══ DATA FOR PROCESSING ══

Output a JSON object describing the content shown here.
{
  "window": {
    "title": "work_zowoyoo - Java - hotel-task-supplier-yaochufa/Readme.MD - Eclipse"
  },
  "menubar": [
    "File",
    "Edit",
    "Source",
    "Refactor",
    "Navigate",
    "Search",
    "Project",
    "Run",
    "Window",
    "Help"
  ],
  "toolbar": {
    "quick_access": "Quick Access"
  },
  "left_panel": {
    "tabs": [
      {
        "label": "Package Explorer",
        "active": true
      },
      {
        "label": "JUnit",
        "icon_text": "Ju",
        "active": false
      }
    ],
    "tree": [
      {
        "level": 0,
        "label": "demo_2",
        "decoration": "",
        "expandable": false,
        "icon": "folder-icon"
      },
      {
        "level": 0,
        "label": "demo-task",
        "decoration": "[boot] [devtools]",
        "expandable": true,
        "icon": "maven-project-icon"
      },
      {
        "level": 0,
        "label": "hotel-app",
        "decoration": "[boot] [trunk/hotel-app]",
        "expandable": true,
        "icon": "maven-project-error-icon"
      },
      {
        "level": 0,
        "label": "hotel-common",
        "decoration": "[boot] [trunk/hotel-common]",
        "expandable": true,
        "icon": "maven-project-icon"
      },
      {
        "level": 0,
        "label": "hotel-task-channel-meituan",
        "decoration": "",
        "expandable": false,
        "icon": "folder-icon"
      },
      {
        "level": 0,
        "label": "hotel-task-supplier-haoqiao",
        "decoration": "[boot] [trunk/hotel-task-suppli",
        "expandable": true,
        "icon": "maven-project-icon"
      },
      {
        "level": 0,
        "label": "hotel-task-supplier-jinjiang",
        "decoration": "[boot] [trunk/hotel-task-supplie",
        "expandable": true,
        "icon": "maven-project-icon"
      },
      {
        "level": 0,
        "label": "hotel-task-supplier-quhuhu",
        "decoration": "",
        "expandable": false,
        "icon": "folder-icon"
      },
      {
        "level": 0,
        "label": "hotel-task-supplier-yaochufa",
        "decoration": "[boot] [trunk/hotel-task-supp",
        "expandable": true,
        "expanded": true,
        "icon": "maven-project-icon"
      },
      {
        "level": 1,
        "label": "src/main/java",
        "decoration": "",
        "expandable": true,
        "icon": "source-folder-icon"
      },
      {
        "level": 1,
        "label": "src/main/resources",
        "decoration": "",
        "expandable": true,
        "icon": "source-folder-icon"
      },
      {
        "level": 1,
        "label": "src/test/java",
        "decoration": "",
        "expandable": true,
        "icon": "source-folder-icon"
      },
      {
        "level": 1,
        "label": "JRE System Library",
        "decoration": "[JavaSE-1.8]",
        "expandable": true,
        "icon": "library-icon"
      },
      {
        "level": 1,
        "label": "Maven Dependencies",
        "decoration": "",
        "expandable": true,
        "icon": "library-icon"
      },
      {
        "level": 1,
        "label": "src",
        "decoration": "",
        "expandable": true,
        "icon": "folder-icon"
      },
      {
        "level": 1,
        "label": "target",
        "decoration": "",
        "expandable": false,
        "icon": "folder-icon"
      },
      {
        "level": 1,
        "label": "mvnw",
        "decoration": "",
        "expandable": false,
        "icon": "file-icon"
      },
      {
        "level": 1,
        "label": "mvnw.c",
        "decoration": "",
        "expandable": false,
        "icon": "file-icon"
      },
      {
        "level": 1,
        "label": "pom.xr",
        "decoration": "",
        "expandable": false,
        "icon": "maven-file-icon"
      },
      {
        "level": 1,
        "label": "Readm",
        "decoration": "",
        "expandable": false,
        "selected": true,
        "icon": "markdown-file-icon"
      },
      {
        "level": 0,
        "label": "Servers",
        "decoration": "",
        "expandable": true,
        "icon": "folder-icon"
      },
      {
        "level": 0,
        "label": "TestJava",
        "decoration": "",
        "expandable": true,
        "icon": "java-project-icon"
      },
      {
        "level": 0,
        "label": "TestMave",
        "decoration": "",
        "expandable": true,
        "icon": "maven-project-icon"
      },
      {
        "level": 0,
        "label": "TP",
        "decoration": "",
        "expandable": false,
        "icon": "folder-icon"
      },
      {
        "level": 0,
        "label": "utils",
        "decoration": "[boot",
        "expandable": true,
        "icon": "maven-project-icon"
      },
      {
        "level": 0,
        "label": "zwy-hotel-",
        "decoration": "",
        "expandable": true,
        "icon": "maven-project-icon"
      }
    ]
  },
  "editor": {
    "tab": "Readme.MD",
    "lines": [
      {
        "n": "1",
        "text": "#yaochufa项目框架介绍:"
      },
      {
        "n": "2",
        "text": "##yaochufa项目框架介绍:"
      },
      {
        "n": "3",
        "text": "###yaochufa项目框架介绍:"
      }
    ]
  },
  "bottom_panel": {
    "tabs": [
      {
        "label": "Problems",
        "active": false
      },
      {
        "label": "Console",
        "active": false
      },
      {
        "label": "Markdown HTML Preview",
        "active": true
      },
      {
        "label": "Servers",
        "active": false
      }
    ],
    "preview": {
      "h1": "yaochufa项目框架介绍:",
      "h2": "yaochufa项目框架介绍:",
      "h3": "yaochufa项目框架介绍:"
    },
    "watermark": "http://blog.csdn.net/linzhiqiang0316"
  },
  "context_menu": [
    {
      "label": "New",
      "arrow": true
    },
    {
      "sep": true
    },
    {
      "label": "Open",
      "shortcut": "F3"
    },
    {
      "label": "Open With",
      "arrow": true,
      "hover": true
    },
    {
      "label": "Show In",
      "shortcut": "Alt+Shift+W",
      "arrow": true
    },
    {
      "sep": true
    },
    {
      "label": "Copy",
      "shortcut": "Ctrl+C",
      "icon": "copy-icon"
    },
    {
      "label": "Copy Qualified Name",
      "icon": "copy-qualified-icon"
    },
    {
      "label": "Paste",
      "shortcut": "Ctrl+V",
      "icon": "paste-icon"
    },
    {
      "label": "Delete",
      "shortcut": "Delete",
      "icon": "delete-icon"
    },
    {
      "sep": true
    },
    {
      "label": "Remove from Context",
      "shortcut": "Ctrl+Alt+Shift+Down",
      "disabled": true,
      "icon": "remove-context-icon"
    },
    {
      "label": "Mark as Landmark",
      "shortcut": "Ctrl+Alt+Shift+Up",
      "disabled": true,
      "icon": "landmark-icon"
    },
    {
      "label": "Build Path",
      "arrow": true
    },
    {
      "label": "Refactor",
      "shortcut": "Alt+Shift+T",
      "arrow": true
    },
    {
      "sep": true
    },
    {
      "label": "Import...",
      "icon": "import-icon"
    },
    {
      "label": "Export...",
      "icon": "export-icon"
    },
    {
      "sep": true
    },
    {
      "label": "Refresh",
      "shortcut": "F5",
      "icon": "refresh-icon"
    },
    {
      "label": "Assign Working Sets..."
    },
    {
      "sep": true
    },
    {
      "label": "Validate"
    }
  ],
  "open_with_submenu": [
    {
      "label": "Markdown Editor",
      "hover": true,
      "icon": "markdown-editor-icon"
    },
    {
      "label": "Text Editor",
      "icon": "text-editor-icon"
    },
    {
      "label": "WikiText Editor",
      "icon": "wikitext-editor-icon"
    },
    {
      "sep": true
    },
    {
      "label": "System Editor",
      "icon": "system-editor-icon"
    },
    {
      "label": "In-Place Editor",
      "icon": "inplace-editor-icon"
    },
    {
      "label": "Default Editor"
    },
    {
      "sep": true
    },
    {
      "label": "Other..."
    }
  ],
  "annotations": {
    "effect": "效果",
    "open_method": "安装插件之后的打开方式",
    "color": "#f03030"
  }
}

═══

■ REQUIREMENTS ■
Among the lines of the data above, determine how many contain the word "yaochufa项目框架介绍". Report the number alone.

■ RESPONSE BELOW ■
6